* WORK TO BE COMPLETED:
Reproduce all of the data that follows, character for character.

* DATA FOR THIS EXERCISE:
◇ ◇ ◇ ◇
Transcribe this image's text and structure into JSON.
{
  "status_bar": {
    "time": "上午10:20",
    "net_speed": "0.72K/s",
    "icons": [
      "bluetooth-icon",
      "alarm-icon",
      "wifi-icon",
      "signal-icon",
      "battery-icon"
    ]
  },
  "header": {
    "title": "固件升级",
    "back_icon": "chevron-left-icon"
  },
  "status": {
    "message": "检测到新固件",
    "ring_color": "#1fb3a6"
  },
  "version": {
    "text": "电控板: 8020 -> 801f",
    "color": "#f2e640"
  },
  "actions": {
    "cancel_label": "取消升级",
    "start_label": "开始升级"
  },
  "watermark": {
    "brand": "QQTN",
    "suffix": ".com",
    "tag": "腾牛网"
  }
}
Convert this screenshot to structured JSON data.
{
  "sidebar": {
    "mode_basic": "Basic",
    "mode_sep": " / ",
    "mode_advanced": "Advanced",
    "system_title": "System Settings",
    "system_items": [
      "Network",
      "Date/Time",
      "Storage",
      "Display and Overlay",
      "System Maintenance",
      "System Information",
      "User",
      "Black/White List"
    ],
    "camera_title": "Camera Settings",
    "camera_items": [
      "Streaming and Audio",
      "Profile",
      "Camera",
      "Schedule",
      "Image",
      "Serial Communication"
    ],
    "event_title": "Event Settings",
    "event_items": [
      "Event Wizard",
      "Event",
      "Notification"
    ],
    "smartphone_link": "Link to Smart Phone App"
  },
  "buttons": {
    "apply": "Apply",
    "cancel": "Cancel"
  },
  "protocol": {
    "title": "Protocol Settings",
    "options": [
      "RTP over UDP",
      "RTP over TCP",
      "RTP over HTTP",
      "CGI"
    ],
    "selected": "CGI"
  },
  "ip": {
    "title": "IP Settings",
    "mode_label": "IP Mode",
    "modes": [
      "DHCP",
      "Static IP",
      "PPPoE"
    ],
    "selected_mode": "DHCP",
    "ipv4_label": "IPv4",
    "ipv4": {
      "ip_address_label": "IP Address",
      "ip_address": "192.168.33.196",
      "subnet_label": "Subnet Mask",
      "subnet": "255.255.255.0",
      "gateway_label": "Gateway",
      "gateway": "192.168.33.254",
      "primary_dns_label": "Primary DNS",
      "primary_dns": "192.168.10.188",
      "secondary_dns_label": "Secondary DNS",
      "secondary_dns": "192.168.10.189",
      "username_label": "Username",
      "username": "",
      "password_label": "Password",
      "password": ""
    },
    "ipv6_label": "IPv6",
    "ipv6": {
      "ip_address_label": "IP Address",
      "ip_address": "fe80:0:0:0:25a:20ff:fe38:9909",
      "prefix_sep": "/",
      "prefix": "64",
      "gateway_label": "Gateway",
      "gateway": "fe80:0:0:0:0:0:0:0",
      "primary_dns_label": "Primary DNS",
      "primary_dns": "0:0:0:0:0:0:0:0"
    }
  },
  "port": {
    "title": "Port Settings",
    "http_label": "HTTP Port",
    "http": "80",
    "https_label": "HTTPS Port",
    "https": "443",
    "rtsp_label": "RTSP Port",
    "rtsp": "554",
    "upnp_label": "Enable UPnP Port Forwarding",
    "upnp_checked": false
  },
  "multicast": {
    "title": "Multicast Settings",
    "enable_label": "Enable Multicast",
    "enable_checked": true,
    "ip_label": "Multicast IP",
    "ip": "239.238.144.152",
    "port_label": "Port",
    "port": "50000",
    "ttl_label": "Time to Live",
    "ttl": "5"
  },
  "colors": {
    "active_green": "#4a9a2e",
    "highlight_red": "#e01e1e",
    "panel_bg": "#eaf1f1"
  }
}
◇ ◇ ◇ ◇
* PROBLEM SOLUTION:
Transcribe this image's text and structure into JSON.
{
  "status_bar": {
    "time": "上午10:20",
    "net_speed": "0.72K/s",
    "icons": [
      "bluetooth-icon",
      "alarm-icon",
      "wifi-icon",
      "signal-icon",
      "battery-icon"
    ]
  },
  "header": {
    "title": "固件升级",
    "back_icon": "chevron-left-icon"
  },
  "status": {
    "message": "检测到新固件",
    "ring_color": "#1fb3a6"
  },
  "version": {
    "text": "电控板: 8020 -> 801f",
    "color": "#f2e640"
  },
  "actions": {
    "cancel_label": "取消升级",
    "start_label": "开始升级"
  },
  "watermark": {
    "brand": "QQTN",
    "suffix": ".com",
    "tag": "腾牛网"
  }
}
Convert this screenshot to structured JSON data.
{
  "sidebar": {
    "mode_basic": "Basic",
    "mode_sep": " / ",
    "mode_advanced": "Advanced",
    "system_title": "System Settings",
    "system_items": [
      "Network",
      "Date/Time",
      "Storage",
      "Display and Overlay",
      "System Maintenance",
      "System Information",
      "User",
      "Black/White List"
    ],
    "camera_title": "Camera Settings",
    "camera_items": [
      "Streaming and Audio",
      "Profile",
      "Camera",
      "Schedule",
      "Image",
      "Serial Communication"
    ],
    "event_title": "Event Settings",
    "event_items": [
      "Event Wizard",
      "Event",
      "Notification"
    ],
    "smartphone_link": "Link to Smart Phone App"
  },
  "buttons": {
    "apply": "Apply",
    "cancel": "Cancel"
  },
  "protocol": {
    "title": "Protocol Settings",
    "options": [
      "RTP over UDP",
      "RTP over TCP",
      "RTP over HTTP",
      "CGI"
    ],
    "selected": "CGI"
  },
  "ip": {
    "title": "IP Settings",
    "mode_label": "IP Mode",
    "modes": [
      "DHCP",
      "Static IP",
      "PPPoE"
    ],
    "selected_mode": "DHCP",
    "ipv4_label": "IPv4",
    "ipv4": {
      "ip_address_label": "IP Address",
      "ip_address": "192.168.33.196",
      "subnet_label": "Subnet Mask",
      "subnet": "255.255.255.0",
      "gateway_label": "Gateway",
      "gateway": "192.168.33.254",
      "primary_dns_label": "Primary DNS",
      "primary_dns": "192.168.10.188",
      "secondary_dns_label": "Secondary DNS",
      "secondary_dns": "192.168.10.189",
      "username_label": "Username",
      "username": "",
      "password_label": "Password",
      "password": ""
    },
    "ipv6_label": "IPv6",
    "ipv6": {
      "ip_address_label": "IP Address",
      "ip_address": "fe80:0:0:0:25a:20ff:fe38:9909",
      "prefix_sep": "/",
      "prefix": "64",
      "gateway_label": "Gateway",
      "gateway": "fe80:0:0:0:0:0:0:0",
      "primary_dns_label": "Primary DNS",
      "primary_dns": "0:0:0:0:0:0:0:0"
    }
  },
  "port": {
    "title": "Port Settings",
    "http_label": "HTTP Port",
    "http": "80",
    "https_label": "HTTPS Port",
    "https": "443",
    "rtsp_label": "RTSP Port",
    "rtsp": "554",
    "upnp_label": "Enable UPnP Port Forwarding",
    "upnp_checked": false
  },
  "multicast": {
    "title": "Multicast Settings",
    "enable_label": "Enable Multicast",
    "enable_checked": true,
    "ip_label": "Multicast IP",
    "ip": "239.238.144.152",
    "port_label": "Port",
    "port": "50000",
    "ttl_label": "Time to Live",
    "ttl": "5"
  },
  "colors": {
    "active_green": "#4a9a2e",
    "highlight_red": "#e01e1e",
    "panel_bg": "#eaf1f1"
  }
}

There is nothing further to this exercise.